» **Task instructions**
Repeat each record below exactly as given.

++++ Records for the task ++++

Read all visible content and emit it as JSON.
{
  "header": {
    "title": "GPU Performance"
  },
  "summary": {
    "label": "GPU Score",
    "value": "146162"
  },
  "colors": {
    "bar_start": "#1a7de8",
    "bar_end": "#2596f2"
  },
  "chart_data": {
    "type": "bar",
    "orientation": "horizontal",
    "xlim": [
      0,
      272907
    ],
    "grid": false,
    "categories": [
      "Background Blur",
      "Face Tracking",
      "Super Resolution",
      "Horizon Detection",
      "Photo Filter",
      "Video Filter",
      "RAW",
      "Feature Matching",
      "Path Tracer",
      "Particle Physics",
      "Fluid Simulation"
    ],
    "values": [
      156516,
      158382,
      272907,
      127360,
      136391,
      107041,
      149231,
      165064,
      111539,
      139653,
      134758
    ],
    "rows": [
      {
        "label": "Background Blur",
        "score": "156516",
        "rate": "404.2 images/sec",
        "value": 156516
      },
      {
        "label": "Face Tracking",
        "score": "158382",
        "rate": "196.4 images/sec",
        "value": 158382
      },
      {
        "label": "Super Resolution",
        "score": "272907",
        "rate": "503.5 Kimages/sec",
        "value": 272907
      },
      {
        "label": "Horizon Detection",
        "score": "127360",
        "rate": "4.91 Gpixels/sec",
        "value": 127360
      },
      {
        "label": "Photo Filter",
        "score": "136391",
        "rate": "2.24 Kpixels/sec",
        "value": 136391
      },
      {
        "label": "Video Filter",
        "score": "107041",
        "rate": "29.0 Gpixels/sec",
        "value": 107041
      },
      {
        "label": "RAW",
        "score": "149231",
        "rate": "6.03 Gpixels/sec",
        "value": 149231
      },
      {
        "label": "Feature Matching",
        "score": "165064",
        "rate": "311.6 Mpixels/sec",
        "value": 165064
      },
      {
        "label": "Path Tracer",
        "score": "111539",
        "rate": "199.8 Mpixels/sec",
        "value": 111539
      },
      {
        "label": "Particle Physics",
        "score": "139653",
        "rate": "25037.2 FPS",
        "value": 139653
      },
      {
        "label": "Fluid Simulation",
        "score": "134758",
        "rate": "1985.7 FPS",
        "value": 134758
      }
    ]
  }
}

++++

» **Response to the task**
Read all visible content and emit it as JSON.
{
  "header": {
    "title": "GPU Performance"
  },
  "summary": {
    "label": "GPU Score",
    "value": "146162"
  },
  "colors": {
    "bar_start": "#1a7de8",
    "bar_end": "#2596f2"
  },
  "chart_data": {
    "type": "bar",
    "orientation": "horizontal",
    "xlim": [
      0,
      272907
    ],
    "grid": false,
    "categories": [
      "Background Blur",
      "Face Tracking",
      "Super Resolution",
      "Horizon Detection",
      "Photo Filter",
      "Video Filter",
      "RAW",
      "Feature Matching",
      "Path Tracer",
      "Particle Physics",
      "Fluid Simulation"
    ],
    "values": [
      156516,
      158382,
      272907,
      127360,
      136391,
      107041,
      149231,
      165064,
      111539,
      139653,
      134758
    ],
    "rows": [
      {
        "label": "Background Blur",
        "score": "156516",
        "rate": "404.2 images/sec",
        "value": 156516
      },
      {
        "label": "Face Tracking",
        "score": "158382",
        "rate": "196.4 images/sec",
        "value": 158382
      },
      {
        "label": "Super Resolution",
        "score": "272907",
        "rate": "503.5 Kimages/sec",
        "value": 272907
      },
      {
        "label": "Horizon Detection",
        "score": "127360",
        "rate": "4.91 Gpixels/sec",
        "value": 127360
      },
      {
        "label": "Photo Filter",
        "score": "136391",
        "rate": "2.24 Kpixels/sec",
        "value": 136391
      },
      {
        "label": "Video Filter",
        "score": "107041",
        "rate": "29.0 Gpixels/sec",
        "value": 107041
      },
      {
        "label": "RAW",
        "score": "149231",
        "rate": "6.03 Gpixels/sec",
        "value": 149231
      },
      {
        "label": "Feature Matching",
        "score": "165064",
        "rate": "311.6 Mpixels/sec",
        "value": 165064
      },
      {
        "label": "Path Tracer",
        "score": "111539",
        "rate": "199.8 Mpixels/sec",
        "value": 111539
      },
      {
        "label": "Particle Physics",
        "score": "139653",
        "rate": "25037.2 FPS",
        "value": 139653
      },
      {
        "label": "Fluid Simulation",
        "score": "134758",
        "rate": "1985.7 FPS",
        "value": 134758
      }
    ]
  }
}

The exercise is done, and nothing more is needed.